**Set exercise**
Scan the data below for the string "Cuenta". Show every line where it turns up.

**Records**
--*--

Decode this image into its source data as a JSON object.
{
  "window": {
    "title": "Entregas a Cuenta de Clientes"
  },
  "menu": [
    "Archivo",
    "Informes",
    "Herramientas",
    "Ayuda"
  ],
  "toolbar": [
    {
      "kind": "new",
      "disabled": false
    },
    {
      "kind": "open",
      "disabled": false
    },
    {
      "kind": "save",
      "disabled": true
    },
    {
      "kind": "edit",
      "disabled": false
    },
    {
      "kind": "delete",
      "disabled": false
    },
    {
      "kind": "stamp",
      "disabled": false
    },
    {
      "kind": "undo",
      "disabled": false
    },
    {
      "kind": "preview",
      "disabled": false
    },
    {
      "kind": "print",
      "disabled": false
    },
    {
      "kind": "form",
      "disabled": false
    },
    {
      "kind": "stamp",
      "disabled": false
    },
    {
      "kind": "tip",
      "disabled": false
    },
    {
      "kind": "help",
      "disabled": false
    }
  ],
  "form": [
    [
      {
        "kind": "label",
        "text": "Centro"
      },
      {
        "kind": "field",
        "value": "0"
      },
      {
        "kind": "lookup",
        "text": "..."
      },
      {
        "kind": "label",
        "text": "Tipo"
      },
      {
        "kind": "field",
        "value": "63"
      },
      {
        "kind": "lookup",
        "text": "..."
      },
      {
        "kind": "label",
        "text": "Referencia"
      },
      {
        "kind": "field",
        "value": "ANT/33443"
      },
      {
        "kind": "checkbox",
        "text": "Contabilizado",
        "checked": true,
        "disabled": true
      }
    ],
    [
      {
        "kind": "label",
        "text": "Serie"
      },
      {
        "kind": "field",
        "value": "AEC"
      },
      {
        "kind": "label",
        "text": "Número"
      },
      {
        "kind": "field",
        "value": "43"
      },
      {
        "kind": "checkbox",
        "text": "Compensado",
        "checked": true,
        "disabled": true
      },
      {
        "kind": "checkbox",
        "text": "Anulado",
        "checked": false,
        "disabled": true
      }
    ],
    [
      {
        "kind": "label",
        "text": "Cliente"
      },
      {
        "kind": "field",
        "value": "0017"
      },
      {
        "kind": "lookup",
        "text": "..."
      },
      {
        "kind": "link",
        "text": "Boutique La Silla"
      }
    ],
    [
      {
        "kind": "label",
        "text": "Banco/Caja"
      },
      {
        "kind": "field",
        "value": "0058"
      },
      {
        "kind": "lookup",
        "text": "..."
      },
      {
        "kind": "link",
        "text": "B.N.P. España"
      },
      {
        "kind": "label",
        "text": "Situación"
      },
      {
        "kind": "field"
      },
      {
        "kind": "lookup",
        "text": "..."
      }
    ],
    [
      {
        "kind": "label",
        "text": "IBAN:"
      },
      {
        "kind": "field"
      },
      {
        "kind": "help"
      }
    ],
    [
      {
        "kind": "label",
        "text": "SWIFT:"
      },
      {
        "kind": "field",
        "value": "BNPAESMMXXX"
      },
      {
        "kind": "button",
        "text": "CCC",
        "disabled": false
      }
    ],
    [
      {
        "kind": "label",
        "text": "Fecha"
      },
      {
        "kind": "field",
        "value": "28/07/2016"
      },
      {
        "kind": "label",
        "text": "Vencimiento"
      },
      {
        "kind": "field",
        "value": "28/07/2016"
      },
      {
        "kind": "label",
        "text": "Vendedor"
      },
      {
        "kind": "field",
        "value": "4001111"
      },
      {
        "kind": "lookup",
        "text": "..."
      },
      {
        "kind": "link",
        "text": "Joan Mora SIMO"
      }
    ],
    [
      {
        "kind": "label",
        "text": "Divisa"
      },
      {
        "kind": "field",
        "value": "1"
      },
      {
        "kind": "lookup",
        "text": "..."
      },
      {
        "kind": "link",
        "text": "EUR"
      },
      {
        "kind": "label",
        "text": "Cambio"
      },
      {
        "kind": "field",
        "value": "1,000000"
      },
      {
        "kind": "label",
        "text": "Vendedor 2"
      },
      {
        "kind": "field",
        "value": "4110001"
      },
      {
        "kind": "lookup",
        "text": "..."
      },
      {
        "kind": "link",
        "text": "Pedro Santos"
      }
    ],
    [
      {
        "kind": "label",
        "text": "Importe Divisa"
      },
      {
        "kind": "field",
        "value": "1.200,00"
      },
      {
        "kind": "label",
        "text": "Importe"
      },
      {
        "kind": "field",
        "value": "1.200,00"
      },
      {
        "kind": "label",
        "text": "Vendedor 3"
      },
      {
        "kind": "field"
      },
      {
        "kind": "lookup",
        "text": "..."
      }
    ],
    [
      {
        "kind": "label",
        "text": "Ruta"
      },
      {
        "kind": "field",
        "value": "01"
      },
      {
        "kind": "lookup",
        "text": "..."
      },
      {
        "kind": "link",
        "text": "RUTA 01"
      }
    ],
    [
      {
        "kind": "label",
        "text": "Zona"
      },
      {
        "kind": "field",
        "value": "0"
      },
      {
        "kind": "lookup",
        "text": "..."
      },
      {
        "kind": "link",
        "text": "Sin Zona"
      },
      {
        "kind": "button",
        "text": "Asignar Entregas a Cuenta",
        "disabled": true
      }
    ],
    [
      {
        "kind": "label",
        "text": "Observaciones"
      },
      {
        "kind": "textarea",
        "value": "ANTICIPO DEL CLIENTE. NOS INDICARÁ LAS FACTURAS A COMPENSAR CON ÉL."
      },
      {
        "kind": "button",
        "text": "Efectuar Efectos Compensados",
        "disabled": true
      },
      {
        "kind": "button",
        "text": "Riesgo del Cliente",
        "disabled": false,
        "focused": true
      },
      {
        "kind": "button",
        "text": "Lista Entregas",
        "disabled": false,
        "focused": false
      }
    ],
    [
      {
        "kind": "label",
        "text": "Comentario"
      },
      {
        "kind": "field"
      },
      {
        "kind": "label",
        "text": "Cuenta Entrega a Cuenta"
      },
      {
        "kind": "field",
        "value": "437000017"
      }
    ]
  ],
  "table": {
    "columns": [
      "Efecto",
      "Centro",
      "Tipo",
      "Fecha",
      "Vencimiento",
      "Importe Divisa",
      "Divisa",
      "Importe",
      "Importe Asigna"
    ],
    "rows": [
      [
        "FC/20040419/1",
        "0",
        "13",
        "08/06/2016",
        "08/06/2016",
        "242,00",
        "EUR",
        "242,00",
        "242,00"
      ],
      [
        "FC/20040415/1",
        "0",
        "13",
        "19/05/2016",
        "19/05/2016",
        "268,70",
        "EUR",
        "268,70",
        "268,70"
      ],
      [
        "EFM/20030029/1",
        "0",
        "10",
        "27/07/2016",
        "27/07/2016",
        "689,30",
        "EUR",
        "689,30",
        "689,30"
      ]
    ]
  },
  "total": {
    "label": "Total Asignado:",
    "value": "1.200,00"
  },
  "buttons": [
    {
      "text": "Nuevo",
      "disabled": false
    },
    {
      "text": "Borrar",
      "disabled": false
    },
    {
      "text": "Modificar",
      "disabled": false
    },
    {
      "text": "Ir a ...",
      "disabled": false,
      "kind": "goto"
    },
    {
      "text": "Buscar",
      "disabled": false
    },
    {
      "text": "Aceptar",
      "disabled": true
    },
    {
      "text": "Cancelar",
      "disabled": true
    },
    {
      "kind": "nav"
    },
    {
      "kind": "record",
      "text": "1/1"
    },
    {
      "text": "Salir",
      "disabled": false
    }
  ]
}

--*--

**Solution to the exercise**
    "title": "Entregas a Cuenta de Clientes"
        "text": "Asignar Entregas a Cuenta",
        "text": "Cuenta Entrega a Cuenta"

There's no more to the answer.